§ Selected text:
Surprises with Anaconda

Hello, everyone.

First of all, please excuse me if this is unclear, but my last experience with Anaconda was also unclear, and I would like to reduce my ignorance.
For reasons that are irrelevant here, I had to install Windows on my system, even though I rarely use it. I set aside a couple of hours and began the process.

Once Windows was installed and set up for dual boot, I started installing Fedora, using the simple method of installing it alongside other systems without configuring anything.

To my surprise: There was no way to boot Fedora. It was installed, but some UEFI issue was preventing it from working.

After several attempts, I decided to reinstall with manual partitioning and create a new EFI partition, and surprise, surprise: It installs fine, but it doesn’t use systemd boot, it uses grub.

I would appreciate some guidance to understand these things.

Thank you.

Can you say more about the UEFI issue here?

When you say “surprise”, do you mean that you had specified inst.sdboot in order to use systemd-boot? That unfortunately doesn’t work correctly on Fedora 43.

From what I’ve seen, the most ‘advanced’ Linux systems try to install themselves using the Windows EFI partition, but I don’t think that works (that’s what Fedora did by default, and it couldn’t boot).

§ Given information:

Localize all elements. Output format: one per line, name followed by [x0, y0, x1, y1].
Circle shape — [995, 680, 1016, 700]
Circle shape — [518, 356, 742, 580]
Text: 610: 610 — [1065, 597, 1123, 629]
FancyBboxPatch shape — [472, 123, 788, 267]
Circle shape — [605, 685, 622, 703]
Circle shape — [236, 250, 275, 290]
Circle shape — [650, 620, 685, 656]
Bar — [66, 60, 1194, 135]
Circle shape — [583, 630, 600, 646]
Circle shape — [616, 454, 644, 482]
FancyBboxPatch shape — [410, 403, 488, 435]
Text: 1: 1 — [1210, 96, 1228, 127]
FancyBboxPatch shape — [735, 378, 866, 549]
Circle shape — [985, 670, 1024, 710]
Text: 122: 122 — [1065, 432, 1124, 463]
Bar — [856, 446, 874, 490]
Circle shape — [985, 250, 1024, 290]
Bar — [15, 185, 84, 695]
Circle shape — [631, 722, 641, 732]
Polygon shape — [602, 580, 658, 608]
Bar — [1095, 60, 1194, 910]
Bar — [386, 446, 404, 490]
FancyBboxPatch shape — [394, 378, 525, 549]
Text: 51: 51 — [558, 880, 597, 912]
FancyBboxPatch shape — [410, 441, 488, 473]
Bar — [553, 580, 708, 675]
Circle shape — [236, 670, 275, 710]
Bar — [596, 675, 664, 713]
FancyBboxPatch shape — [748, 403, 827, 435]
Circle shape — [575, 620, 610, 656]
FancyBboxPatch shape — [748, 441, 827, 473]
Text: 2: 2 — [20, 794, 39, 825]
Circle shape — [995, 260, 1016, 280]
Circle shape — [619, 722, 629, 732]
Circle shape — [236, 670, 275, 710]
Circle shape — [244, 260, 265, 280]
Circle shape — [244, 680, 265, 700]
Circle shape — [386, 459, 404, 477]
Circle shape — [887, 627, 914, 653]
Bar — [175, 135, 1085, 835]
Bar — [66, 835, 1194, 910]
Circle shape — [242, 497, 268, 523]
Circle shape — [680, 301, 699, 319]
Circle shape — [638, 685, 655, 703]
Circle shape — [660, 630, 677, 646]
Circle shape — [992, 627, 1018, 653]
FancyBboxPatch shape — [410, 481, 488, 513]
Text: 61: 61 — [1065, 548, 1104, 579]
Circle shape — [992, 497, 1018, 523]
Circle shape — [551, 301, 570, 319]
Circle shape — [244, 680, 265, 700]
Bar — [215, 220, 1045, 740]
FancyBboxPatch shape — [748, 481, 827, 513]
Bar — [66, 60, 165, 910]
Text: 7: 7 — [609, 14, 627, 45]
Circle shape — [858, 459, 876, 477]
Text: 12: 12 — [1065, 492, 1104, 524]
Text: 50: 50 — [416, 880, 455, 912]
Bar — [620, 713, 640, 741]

§ What you are asked to do:
Answer these questions from the Anaconda post and its replies:
(a) Which operating system was installed before Fedora?
(b) After the reinstall with manual partitioning and a new EFI partition, which boot loader was used instead of systemd boot?
(c) On which Fedora release does inst.sdboot not work correctly?

§ Answer to this exercise:
(a) Windows
(b) grub
(c) Fedora 43